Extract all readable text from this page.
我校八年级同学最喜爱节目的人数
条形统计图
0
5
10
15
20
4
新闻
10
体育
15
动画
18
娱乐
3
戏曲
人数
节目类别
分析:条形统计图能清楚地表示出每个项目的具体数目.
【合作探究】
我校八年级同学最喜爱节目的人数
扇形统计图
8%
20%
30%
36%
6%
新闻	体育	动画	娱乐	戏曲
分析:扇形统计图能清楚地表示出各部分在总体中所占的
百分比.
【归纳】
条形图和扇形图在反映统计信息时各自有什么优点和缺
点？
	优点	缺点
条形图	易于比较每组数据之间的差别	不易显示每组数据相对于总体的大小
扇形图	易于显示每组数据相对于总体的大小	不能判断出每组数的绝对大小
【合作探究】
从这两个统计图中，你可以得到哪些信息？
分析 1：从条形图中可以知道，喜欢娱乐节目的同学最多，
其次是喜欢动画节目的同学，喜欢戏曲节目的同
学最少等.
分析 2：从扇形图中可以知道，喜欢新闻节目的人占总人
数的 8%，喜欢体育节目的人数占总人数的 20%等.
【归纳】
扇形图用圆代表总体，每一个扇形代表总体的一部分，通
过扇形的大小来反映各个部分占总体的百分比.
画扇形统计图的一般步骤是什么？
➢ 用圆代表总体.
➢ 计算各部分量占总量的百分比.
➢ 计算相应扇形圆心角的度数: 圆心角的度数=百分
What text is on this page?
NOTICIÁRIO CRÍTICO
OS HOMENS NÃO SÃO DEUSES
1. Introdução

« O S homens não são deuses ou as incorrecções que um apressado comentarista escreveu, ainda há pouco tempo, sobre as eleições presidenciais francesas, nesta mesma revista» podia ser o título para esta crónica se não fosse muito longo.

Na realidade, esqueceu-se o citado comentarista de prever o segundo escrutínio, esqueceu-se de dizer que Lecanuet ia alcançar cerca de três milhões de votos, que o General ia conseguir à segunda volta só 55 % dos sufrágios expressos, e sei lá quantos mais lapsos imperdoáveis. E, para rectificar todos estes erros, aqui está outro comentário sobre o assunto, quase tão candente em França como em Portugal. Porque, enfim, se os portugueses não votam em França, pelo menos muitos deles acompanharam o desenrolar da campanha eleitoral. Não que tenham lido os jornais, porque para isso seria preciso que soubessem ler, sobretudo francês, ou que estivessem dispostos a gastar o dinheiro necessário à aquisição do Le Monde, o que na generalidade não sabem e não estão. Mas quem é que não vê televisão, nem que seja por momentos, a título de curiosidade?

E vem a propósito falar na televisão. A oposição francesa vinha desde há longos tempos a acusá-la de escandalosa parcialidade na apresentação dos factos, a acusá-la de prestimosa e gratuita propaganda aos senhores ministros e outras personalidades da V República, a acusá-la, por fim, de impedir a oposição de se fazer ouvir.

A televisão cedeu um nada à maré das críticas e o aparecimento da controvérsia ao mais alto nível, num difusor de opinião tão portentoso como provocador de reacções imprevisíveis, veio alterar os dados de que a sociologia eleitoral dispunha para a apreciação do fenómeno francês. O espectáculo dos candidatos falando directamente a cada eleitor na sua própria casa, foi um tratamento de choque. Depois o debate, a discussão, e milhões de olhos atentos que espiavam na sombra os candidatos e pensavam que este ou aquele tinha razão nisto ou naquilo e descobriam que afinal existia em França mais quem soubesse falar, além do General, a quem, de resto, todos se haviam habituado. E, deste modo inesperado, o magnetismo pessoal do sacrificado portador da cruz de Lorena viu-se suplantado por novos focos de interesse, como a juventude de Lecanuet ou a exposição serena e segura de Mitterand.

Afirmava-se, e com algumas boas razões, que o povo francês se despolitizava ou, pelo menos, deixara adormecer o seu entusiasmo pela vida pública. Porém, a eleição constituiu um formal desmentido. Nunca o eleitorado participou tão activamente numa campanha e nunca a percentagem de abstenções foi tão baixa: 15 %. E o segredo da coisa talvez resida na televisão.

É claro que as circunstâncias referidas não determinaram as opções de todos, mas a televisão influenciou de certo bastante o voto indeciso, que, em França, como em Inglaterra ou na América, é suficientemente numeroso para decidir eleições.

########

From the entries above, extract each line containing "this".

Extract all readable text from this page.
What text is on this page?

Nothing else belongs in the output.